▶ **ENUNCIADO**
Devolva sem nenhuma alteração o trecho do material que começa na primeira linha e termina na linha que contém "mapreduce-hdfs-arrow-icon bbox=[1072, 364, 1108, 437]", com ambas as pontas incluídas.

━━━━━ MATERIAL DE ENTRADA

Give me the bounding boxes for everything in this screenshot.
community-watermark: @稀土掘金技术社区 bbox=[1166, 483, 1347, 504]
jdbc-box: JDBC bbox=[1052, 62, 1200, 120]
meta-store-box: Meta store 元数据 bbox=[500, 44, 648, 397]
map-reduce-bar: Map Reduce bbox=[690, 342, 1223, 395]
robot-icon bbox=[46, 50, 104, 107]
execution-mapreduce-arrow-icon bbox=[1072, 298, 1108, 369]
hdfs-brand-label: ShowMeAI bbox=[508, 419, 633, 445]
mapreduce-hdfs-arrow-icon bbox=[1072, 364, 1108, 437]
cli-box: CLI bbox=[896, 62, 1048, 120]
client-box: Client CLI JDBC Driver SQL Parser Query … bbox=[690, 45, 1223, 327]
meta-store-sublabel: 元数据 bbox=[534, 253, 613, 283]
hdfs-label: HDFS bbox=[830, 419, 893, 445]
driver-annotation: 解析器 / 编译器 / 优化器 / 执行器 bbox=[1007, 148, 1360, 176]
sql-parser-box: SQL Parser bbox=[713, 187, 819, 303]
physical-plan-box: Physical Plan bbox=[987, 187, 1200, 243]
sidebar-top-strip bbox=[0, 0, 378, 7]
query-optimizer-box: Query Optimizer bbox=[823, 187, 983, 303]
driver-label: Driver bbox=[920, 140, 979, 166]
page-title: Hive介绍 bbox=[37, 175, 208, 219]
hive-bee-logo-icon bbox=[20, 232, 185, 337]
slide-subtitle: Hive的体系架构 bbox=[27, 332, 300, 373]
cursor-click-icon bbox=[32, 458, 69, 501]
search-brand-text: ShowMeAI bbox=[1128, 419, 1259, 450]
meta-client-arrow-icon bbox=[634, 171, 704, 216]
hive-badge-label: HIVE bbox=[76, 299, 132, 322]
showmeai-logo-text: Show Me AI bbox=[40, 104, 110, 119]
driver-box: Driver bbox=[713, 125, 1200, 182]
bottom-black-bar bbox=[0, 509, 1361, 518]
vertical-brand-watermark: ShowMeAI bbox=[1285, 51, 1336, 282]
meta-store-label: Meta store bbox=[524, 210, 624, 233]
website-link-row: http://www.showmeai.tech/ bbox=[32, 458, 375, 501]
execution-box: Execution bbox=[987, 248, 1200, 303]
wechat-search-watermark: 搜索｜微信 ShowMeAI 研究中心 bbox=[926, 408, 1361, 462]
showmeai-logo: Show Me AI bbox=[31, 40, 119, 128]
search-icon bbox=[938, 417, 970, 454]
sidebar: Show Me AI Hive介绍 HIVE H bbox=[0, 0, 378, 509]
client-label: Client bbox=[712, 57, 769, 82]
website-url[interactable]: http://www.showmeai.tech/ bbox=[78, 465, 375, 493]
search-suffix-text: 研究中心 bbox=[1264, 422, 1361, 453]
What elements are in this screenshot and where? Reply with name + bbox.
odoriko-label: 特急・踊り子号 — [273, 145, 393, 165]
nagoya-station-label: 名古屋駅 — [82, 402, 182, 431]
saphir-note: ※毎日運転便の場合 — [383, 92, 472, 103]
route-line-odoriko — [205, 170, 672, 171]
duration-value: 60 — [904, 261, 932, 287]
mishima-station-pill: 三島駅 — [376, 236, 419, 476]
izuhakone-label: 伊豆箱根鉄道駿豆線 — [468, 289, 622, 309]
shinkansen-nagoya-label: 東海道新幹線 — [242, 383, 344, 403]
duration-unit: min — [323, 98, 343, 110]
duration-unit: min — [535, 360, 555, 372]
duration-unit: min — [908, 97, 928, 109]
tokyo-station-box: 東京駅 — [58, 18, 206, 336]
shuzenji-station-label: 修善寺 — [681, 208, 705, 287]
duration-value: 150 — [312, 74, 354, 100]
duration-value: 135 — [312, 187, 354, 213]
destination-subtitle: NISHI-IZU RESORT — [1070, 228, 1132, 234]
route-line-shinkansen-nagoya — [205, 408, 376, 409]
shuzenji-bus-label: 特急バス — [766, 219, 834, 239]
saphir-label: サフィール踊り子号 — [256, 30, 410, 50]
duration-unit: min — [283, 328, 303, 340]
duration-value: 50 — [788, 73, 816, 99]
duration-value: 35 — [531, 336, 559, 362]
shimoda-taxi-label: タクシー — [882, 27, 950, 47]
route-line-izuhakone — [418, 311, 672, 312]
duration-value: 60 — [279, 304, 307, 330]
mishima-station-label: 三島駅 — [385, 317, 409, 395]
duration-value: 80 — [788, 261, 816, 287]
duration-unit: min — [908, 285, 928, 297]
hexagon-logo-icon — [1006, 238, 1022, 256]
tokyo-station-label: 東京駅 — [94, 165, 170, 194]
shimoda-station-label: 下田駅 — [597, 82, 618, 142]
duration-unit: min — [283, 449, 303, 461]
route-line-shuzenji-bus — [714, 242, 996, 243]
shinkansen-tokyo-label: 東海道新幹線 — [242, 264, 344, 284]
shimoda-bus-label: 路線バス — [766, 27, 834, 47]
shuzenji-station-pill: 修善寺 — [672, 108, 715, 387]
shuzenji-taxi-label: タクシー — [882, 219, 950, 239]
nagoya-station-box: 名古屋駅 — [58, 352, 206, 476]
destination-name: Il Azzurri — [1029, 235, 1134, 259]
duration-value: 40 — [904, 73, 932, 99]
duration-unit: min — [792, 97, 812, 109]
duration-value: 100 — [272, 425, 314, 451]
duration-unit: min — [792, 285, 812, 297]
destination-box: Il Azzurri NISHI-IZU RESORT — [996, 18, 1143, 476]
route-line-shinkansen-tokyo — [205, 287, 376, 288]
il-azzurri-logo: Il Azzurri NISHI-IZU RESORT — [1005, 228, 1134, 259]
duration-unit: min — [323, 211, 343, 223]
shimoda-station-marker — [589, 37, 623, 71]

━━━━━━━━━━

▶ **RESPOSTA ESPERADA**
Give me the bounding boxes for everything in this screenshot.
community-watermark: @稀土掘金技术社区 bbox=[1166, 483, 1347, 504]
jdbc-box: JDBC bbox=[1052, 62, 1200, 120]
meta-store-box: Meta store 元数据 bbox=[500, 44, 648, 397]
map-reduce-bar: Map Reduce bbox=[690, 342, 1223, 395]
robot-icon bbox=[46, 50, 104, 107]
execution-mapreduce-arrow-icon bbox=[1072, 298, 1108, 369]
hdfs-brand-label: ShowMeAI bbox=[508, 419, 633, 445]
mapreduce-hdfs-arrow-icon bbox=[1072, 364, 1108, 437]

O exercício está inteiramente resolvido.